■ **TASK**
In the records below, find the line holding "Give me the"; copy it and every line after it to the end, omitting all images.
++++
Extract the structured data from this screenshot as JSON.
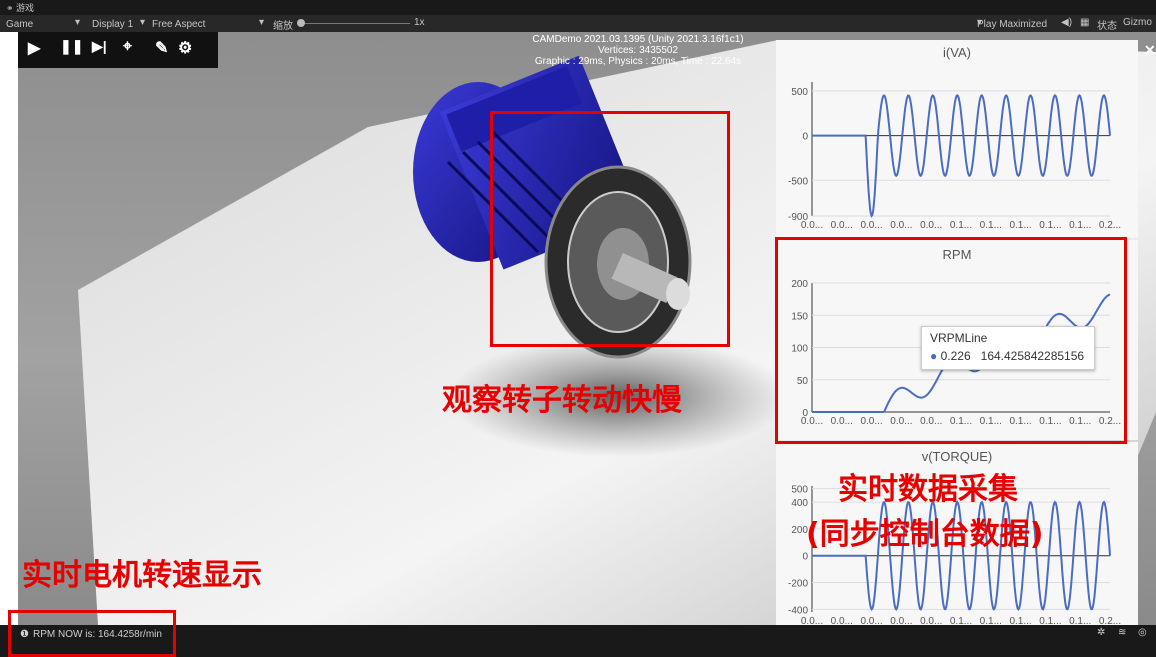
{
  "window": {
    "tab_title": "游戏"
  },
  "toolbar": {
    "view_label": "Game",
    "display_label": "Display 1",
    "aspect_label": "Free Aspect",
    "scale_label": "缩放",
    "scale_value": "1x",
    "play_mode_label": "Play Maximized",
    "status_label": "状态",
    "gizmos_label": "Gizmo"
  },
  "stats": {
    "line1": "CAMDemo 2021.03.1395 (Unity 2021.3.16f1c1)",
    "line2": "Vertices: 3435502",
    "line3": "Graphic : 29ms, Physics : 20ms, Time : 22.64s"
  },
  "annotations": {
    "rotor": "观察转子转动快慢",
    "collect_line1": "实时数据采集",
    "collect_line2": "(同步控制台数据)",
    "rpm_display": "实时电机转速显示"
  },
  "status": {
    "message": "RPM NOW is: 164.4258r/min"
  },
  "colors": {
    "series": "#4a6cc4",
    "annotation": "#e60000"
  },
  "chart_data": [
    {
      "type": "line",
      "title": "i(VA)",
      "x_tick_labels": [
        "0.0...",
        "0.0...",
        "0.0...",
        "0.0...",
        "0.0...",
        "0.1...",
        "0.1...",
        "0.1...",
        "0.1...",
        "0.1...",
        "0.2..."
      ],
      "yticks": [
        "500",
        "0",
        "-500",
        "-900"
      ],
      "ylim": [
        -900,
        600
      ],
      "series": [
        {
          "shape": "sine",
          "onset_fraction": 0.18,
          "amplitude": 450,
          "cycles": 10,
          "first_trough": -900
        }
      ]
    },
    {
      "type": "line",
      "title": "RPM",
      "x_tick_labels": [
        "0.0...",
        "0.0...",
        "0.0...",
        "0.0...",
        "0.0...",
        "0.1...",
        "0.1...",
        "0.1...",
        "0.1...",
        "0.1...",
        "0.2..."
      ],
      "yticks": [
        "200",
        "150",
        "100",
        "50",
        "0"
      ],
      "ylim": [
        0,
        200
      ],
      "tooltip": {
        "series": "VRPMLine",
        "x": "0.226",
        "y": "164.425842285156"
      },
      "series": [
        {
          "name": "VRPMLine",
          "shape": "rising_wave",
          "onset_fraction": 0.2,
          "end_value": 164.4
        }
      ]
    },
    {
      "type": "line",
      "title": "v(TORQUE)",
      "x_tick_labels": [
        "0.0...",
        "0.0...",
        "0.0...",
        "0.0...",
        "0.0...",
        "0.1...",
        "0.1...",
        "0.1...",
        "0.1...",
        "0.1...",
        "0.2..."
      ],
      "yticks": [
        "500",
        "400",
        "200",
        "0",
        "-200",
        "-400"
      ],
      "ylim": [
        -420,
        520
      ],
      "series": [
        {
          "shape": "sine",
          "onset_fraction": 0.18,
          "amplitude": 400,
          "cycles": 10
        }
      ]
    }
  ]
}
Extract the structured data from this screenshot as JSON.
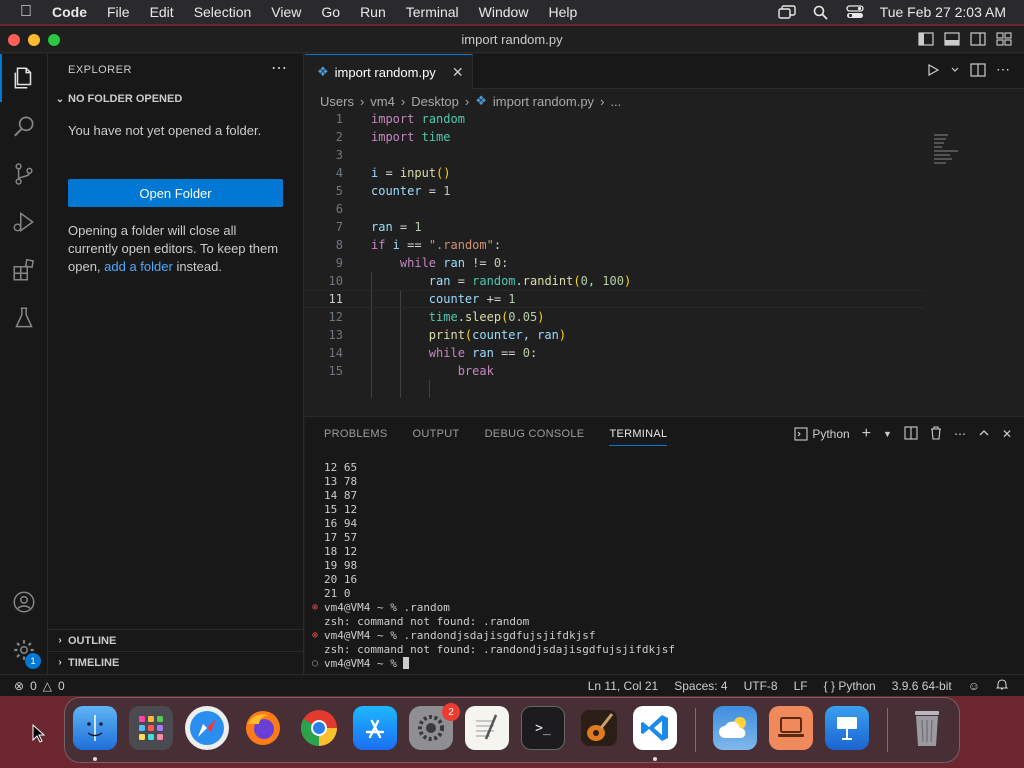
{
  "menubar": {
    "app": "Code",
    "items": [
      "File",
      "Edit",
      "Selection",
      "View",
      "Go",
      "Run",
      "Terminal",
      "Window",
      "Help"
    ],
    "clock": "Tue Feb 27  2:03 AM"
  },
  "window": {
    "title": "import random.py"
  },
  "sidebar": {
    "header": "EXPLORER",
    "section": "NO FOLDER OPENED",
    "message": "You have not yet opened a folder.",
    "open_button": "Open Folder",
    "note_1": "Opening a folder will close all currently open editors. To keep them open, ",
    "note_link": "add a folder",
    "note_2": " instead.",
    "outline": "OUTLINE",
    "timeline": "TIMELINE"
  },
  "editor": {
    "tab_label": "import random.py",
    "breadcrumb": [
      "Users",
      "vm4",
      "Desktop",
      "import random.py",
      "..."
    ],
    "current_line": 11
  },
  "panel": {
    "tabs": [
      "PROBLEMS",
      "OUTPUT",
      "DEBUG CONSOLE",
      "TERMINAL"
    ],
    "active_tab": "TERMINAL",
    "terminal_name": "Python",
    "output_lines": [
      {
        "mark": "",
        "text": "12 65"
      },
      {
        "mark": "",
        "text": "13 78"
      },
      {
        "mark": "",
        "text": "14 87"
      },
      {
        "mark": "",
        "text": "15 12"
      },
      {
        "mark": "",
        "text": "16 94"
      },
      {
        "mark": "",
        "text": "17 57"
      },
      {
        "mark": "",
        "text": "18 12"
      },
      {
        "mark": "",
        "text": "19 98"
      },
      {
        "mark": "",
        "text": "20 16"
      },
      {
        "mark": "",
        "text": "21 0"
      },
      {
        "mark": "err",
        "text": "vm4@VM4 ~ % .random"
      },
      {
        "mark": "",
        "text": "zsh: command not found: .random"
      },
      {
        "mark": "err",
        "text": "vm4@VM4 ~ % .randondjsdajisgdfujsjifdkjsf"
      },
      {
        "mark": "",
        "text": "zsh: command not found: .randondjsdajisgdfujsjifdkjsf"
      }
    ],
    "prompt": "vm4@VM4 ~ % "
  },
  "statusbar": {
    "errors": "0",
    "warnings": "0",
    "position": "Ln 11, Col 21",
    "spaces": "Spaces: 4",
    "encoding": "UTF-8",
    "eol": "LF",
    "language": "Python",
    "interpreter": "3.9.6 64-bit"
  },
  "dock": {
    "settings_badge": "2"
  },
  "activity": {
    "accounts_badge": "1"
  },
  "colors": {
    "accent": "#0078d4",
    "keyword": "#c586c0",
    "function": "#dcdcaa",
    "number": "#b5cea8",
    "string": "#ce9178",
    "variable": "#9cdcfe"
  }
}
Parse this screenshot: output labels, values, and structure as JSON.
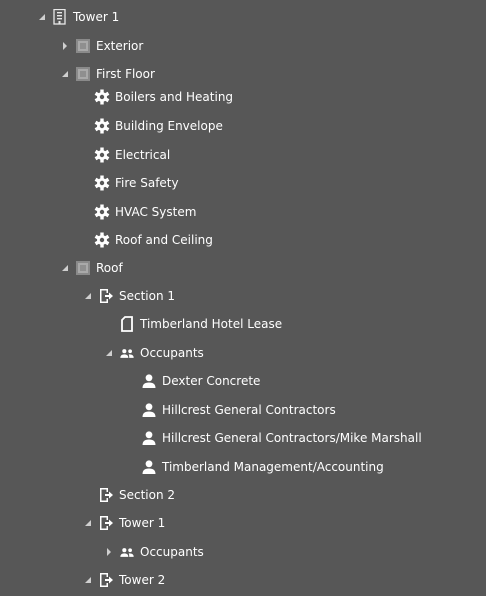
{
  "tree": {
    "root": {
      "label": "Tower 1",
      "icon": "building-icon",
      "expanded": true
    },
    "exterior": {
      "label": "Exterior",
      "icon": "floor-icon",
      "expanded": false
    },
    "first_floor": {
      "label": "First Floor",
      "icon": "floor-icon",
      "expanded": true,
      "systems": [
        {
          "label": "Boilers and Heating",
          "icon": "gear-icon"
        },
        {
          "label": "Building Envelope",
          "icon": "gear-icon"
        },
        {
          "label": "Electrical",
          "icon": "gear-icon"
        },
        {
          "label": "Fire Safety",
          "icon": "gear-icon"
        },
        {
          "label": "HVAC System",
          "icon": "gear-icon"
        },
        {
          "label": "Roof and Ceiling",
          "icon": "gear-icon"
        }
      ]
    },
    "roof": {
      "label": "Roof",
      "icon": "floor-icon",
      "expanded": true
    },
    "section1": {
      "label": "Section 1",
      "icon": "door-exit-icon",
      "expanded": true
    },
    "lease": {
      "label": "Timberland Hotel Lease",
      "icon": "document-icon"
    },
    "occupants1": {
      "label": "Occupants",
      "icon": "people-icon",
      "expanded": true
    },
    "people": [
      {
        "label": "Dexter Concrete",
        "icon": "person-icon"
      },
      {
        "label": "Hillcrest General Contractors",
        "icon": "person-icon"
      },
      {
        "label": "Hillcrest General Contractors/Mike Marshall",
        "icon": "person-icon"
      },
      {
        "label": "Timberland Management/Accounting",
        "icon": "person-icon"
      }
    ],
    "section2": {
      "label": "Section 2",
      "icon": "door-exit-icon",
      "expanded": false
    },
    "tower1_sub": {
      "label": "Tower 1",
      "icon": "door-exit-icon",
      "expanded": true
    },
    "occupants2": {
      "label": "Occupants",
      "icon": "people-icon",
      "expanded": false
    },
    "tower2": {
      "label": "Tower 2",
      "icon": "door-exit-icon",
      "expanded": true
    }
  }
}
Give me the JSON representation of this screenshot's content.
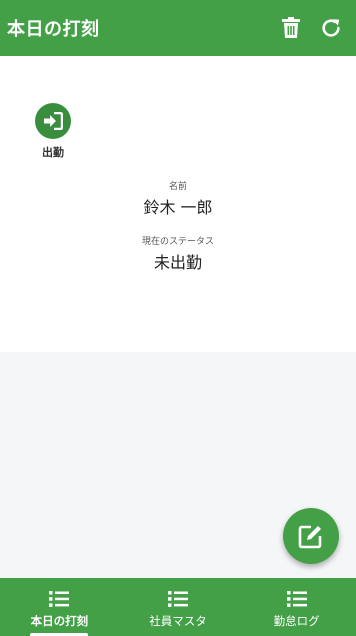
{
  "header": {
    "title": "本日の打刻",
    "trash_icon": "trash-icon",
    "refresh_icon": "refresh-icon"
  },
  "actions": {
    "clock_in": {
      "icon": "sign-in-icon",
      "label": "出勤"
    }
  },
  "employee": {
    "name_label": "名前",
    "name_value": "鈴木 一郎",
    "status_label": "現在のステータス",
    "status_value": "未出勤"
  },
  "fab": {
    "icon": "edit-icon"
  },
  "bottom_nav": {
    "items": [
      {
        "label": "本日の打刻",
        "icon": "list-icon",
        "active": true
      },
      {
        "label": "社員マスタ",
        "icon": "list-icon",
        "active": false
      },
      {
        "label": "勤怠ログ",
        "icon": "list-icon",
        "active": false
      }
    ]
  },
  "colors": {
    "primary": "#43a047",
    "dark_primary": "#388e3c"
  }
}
++++
■ **EXERCISE SOLUTION**
Give me the JSON representation of this screenshot's content.
{
  "header": {
    "title": "本日の打刻",
    "trash_icon": "trash-icon",
    "refresh_icon": "refresh-icon"
  },
  "actions": {
    "clock_in": {
      "icon": "sign-in-icon",
      "label": "出勤"
    }
  },
  "employee": {
    "name_label": "名前",
    "name_value": "鈴木 一郎",
    "status_label": "現在のステータス",
    "status_value": "未出勤"
  },
  "fab": {
    "icon": "edit-icon"
  },
  "bottom_nav": {
    "items": [
      {
        "label": "本日の打刻",
        "icon": "list-icon",
        "active": true
      },
      {
        "label": "社員マスタ",
        "icon": "list-icon",
        "active": false
      },
      {
        "label": "勤怠ログ",
        "icon": "list-icon",
        "active": false
      }
    ]
  },
  "colors": {
    "primary": "#43a047",
    "dark_primary": "#388e3c"
  }
}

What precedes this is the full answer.